Reproduce the material below line for line, changing nothing.

======== Given information ========

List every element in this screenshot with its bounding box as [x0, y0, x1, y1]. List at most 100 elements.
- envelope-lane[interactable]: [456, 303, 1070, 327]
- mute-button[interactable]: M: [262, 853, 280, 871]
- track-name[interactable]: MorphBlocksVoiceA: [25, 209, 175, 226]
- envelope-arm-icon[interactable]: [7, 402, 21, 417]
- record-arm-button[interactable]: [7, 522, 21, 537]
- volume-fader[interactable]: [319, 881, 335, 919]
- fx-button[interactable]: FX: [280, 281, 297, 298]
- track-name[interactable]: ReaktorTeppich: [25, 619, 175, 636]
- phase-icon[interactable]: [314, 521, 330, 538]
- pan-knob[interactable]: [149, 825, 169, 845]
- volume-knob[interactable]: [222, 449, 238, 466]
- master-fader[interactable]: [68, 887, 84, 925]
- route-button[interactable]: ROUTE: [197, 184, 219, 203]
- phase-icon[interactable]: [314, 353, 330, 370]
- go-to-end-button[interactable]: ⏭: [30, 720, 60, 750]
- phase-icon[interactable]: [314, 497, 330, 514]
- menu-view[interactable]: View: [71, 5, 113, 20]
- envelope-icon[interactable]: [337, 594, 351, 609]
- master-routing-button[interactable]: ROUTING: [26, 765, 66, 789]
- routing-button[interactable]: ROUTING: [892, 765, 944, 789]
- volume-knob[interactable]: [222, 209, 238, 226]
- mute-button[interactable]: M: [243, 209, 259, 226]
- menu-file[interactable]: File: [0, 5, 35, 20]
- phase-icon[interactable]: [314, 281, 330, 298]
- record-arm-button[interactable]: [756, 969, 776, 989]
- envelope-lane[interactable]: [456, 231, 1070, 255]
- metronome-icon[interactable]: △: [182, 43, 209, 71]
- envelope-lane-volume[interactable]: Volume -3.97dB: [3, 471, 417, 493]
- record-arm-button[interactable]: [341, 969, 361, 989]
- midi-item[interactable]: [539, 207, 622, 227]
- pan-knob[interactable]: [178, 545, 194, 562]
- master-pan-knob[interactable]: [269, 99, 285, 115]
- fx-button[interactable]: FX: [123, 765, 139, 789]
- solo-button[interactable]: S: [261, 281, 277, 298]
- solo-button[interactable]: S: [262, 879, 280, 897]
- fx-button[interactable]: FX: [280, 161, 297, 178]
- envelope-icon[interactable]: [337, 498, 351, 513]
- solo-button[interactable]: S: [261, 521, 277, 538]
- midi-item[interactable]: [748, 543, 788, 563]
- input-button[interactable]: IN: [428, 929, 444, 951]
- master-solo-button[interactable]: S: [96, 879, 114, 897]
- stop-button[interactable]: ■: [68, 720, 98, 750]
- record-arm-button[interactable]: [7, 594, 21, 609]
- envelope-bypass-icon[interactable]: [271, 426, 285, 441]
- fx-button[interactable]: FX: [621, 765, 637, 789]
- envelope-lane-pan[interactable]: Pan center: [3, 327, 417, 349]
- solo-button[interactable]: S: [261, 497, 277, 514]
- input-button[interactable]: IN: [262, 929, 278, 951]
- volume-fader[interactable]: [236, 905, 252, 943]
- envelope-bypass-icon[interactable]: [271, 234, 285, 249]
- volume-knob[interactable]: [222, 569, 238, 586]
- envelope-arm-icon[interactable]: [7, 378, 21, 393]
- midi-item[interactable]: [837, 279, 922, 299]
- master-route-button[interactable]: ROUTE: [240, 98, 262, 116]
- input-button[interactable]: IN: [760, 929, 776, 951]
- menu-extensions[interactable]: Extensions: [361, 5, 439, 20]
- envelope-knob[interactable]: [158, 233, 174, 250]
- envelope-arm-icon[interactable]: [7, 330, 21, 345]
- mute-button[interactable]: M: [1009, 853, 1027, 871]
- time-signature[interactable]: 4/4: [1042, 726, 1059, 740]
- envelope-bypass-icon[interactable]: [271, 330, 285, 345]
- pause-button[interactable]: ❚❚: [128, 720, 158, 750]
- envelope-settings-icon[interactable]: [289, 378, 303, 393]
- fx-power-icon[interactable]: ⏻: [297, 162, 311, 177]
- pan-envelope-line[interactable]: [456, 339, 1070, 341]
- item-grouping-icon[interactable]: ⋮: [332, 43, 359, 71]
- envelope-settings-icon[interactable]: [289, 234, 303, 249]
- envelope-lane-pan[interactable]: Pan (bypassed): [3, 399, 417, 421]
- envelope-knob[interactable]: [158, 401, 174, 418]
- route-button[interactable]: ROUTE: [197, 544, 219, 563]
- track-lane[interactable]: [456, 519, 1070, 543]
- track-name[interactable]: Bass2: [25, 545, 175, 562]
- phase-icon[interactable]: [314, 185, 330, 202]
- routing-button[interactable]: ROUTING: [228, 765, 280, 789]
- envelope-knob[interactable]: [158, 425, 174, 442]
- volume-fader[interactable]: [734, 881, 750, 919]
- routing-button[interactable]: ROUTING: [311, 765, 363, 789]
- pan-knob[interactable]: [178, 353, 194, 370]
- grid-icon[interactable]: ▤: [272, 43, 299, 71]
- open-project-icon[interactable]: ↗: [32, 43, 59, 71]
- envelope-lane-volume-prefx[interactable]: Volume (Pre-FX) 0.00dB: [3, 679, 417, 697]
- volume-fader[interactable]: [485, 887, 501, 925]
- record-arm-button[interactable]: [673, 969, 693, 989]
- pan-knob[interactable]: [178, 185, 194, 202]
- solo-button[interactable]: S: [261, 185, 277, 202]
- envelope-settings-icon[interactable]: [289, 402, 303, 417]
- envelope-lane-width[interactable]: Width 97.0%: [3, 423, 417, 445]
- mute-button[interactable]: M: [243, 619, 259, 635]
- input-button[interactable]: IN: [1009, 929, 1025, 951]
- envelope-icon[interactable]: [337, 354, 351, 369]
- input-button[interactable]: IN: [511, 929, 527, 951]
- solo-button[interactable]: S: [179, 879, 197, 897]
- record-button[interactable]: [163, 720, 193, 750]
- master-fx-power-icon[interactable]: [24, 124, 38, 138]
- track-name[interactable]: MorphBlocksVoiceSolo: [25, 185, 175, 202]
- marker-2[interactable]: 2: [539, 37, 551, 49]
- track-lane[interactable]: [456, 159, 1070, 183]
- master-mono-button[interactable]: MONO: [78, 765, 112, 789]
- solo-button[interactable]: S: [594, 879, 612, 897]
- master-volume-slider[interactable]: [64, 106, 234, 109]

========

• [Solved exercise]:
List every element in this screenshot with its bounding box as [x0, y0, x1, y1]. List at most 100 elements.
- envelope-lane[interactable]: [456, 303, 1070, 327]
- mute-button[interactable]: M: [262, 853, 280, 871]
- track-name[interactable]: MorphBlocksVoiceA: [25, 209, 175, 226]
- envelope-arm-icon[interactable]: [7, 402, 21, 417]
- record-arm-button[interactable]: [7, 522, 21, 537]
- volume-fader[interactable]: [319, 881, 335, 919]
- fx-button[interactable]: FX: [280, 281, 297, 298]
- track-name[interactable]: ReaktorTeppich: [25, 619, 175, 636]
- phase-icon[interactable]: [314, 521, 330, 538]
- pan-knob[interactable]: [149, 825, 169, 845]
- volume-knob[interactable]: [222, 449, 238, 466]
- master-fader[interactable]: [68, 887, 84, 925]
- route-button[interactable]: ROUTE: [197, 184, 219, 203]
- phase-icon[interactable]: [314, 353, 330, 370]
- go-to-end-button[interactable]: ⏭: [30, 720, 60, 750]
- phase-icon[interactable]: [314, 497, 330, 514]
- menu-view[interactable]: View: [71, 5, 113, 20]
- envelope-icon[interactable]: [337, 594, 351, 609]
- master-routing-button[interactable]: ROUTING: [26, 765, 66, 789]
- routing-button[interactable]: ROUTING: [892, 765, 944, 789]
- volume-knob[interactable]: [222, 209, 238, 226]
- mute-button[interactable]: M: [243, 209, 259, 226]
- menu-file[interactable]: File: [0, 5, 35, 20]
- phase-icon[interactable]: [314, 281, 330, 298]
- record-arm-button[interactable]: [756, 969, 776, 989]
- envelope-lane[interactable]: [456, 231, 1070, 255]
- metronome-icon[interactable]: △: [182, 43, 209, 71]
- envelope-lane-volume[interactable]: Volume -3.97dB: [3, 471, 417, 493]
- record-arm-button[interactable]: [341, 969, 361, 989]
- midi-item[interactable]: [539, 207, 622, 227]
- pan-knob[interactable]: [178, 545, 194, 562]
- master-pan-knob[interactable]: [269, 99, 285, 115]
- fx-button[interactable]: FX: [123, 765, 139, 789]
- solo-button[interactable]: S: [261, 281, 277, 298]
- solo-button[interactable]: S: [262, 879, 280, 897]
- fx-button[interactable]: FX: [280, 161, 297, 178]
- envelope-icon[interactable]: [337, 498, 351, 513]
- solo-button[interactable]: S: [261, 521, 277, 538]
- midi-item[interactable]: [748, 543, 788, 563]
- input-button[interactable]: IN: [428, 929, 444, 951]
- master-solo-button[interactable]: S: [96, 879, 114, 897]
- stop-button[interactable]: ■: [68, 720, 98, 750]
- record-arm-button[interactable]: [7, 594, 21, 609]
- envelope-bypass-icon[interactable]: [271, 426, 285, 441]
- fx-button[interactable]: FX: [621, 765, 637, 789]
- envelope-lane-pan[interactable]: Pan center: [3, 327, 417, 349]
- solo-button[interactable]: S: [261, 497, 277, 514]
- input-button[interactable]: IN: [262, 929, 278, 951]
- volume-fader[interactable]: [236, 905, 252, 943]
- envelope-bypass-icon[interactable]: [271, 234, 285, 249]
- volume-knob[interactable]: [222, 569, 238, 586]
- envelope-arm-icon[interactable]: [7, 378, 21, 393]
- midi-item[interactable]: [837, 279, 922, 299]
- master-route-button[interactable]: ROUTE: [240, 98, 262, 116]
- input-button[interactable]: IN: [760, 929, 776, 951]
- menu-extensions[interactable]: Extensions: [361, 5, 439, 20]
- envelope-knob[interactable]: [158, 233, 174, 250]
- envelope-arm-icon[interactable]: [7, 330, 21, 345]
- mute-button[interactable]: M: [1009, 853, 1027, 871]
- time-signature[interactable]: 4/4: [1042, 726, 1059, 740]
- envelope-bypass-icon[interactable]: [271, 330, 285, 345]
- pause-button[interactable]: ❚❚: [128, 720, 158, 750]
- envelope-settings-icon[interactable]: [289, 378, 303, 393]
- fx-power-icon[interactable]: ⏻: [297, 162, 311, 177]
- pan-envelope-line[interactable]: [456, 339, 1070, 341]
- item-grouping-icon[interactable]: ⋮: [332, 43, 359, 71]
- envelope-settings-icon[interactable]: [289, 234, 303, 249]
- envelope-lane-pan[interactable]: Pan (bypassed): [3, 399, 417, 421]
- envelope-knob[interactable]: [158, 401, 174, 418]
- route-button[interactable]: ROUTE: [197, 544, 219, 563]
- track-lane[interactable]: [456, 519, 1070, 543]
- track-name[interactable]: Bass2: [25, 545, 175, 562]
- phase-icon[interactable]: [314, 185, 330, 202]
- routing-button[interactable]: ROUTING: [228, 765, 280, 789]
- envelope-knob[interactable]: [158, 425, 174, 442]
- volume-fader[interactable]: [734, 881, 750, 919]
- routing-button[interactable]: ROUTING: [311, 765, 363, 789]
- pan-knob[interactable]: [178, 353, 194, 370]
- grid-icon[interactable]: ▤: [272, 43, 299, 71]
- open-project-icon[interactable]: ↗: [32, 43, 59, 71]
- envelope-lane-volume-prefx[interactable]: Volume (Pre-FX) 0.00dB: [3, 679, 417, 697]
- volume-fader[interactable]: [485, 887, 501, 925]
- record-arm-button[interactable]: [673, 969, 693, 989]
- pan-knob[interactable]: [178, 185, 194, 202]
- solo-button[interactable]: S: [261, 185, 277, 202]
- envelope-settings-icon[interactable]: [289, 402, 303, 417]
- envelope-lane-width[interactable]: Width 97.0%: [3, 423, 417, 445]
- mute-button[interactable]: M: [243, 619, 259, 635]
- input-button[interactable]: IN: [1009, 929, 1025, 951]
- envelope-icon[interactable]: [337, 354, 351, 369]
- input-button[interactable]: IN: [511, 929, 527, 951]
- solo-button[interactable]: S: [179, 879, 197, 897]
- record-button[interactable]: [163, 720, 193, 750]
- master-fx-power-icon[interactable]: [24, 124, 38, 138]
- track-name[interactable]: MorphBlocksVoiceSolo: [25, 185, 175, 202]
- marker-2[interactable]: 2: [539, 37, 551, 49]
- track-lane[interactable]: [456, 159, 1070, 183]
- master-mono-button[interactable]: MONO: [78, 765, 112, 789]
- solo-button[interactable]: S: [594, 879, 612, 897]
- master-volume-slider[interactable]: [64, 106, 234, 109]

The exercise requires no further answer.